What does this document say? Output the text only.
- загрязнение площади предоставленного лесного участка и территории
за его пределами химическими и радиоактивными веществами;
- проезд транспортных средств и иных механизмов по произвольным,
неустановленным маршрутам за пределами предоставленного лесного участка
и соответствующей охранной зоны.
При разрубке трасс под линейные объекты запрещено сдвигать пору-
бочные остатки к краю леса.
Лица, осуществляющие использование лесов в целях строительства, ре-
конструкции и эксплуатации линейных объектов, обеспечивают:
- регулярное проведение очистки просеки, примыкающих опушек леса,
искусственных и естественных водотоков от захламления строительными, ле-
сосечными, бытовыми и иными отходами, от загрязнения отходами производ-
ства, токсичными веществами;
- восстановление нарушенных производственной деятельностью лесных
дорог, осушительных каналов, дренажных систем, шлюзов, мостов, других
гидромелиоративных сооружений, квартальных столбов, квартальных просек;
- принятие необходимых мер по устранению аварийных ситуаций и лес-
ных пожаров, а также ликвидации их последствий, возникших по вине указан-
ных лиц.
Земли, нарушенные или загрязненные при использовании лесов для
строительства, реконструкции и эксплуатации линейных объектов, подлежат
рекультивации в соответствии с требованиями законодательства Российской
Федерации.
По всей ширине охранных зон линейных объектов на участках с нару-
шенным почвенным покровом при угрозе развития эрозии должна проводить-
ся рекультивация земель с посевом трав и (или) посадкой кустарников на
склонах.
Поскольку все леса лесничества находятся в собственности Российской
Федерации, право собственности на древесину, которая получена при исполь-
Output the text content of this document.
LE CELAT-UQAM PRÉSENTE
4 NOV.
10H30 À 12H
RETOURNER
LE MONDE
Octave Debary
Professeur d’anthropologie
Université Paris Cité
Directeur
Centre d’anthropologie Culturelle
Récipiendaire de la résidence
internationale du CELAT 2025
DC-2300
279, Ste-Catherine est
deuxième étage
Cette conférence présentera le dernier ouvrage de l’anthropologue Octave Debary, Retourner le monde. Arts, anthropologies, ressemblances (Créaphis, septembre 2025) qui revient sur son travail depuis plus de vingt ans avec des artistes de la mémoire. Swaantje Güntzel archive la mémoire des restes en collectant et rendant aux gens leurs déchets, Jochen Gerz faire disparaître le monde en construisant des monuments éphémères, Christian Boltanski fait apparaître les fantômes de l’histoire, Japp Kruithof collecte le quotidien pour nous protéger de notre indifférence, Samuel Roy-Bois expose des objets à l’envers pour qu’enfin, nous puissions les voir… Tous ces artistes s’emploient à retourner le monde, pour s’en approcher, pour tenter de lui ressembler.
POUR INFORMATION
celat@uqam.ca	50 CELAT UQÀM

++++++++++++++++++++

## What you should do
Produce an exact copy of the whole listing.

## Task response
What does this document say? Output the text only.
- загрязнение площади предоставленного лесного участка и территории
за его пределами химическими и радиоактивными веществами;
- проезд транспортных средств и иных механизмов по произвольным,
неустановленным маршрутам за пределами предоставленного лесного участка
и соответствующей охранной зоны.
При разрубке трасс под линейные объекты запрещено сдвигать пору-
бочные остатки к краю леса.
Лица, осуществляющие использование лесов в целях строительства, ре-
конструкции и эксплуатации линейных объектов, обеспечивают:
- регулярное проведение очистки просеки, примыкающих опушек леса,
искусственных и естественных водотоков от захламления строительными, ле-
сосечными, бытовыми и иными отходами, от загрязнения отходами производ-
ства, токсичными веществами;
- восстановление нарушенных производственной деятельностью лесных
дорог, осушительных каналов, дренажных систем, шлюзов, мостов, других
гидромелиоративных сооружений, квартальных столбов, квартальных просек;
- принятие необходимых мер по устранению аварийных ситуаций и лес-
ных пожаров, а также ликвидации их последствий, возникших по вине указан-
ных лиц.
Земли, нарушенные или загрязненные при использовании лесов для
строительства, реконструкции и эксплуатации линейных объектов, подлежат
рекультивации в соответствии с требованиями законодательства Российской
Федерации.
По всей ширине охранных зон линейных объектов на участках с нару-
шенным почвенным покровом при угрозе развития эрозии должна проводить-
ся рекультивация земель с посевом трав и (или) посадкой кустарников на
склонах.
Поскольку все леса лесничества находятся в собственности Российской
Федерации, право собственности на древесину, которая получена при исполь-
Output the text content of this document.
LE CELAT-UQAM PRÉSENTE
4 NOV.
10H30 À 12H
RETOURNER
LE MONDE
Octave Debary
Professeur d’anthropologie
Université Paris Cité
Directeur
Centre d’anthropologie Culturelle
Récipiendaire de la résidence
internationale du CELAT 2025
DC-2300
279, Ste-Catherine est
deuxième étage
Cette conférence présentera le dernier ouvrage de l’anthropologue Octave Debary, Retourner le monde. Arts, anthropologies, ressemblances (Créaphis, septembre 2025) qui revient sur son travail depuis plus de vingt ans avec des artistes de la mémoire. Swaantje Güntzel archive la mémoire des restes en collectant et rendant aux gens leurs déchets, Jochen Gerz faire disparaître le monde en construisant des monuments éphémères, Christian Boltanski fait apparaître les fantômes de l’histoire, Japp Kruithof collecte le quotidien pour nous protéger de notre indifférence, Samuel Roy-Bois expose des objets à l’envers pour qu’enfin, nous puissions les voir… Tous ces artistes s’emploient à retourner le monde, pour s’en approcher, pour tenter de lui ressembler.
POUR INFORMATION
celat@uqam.ca	50 CELAT UQÀM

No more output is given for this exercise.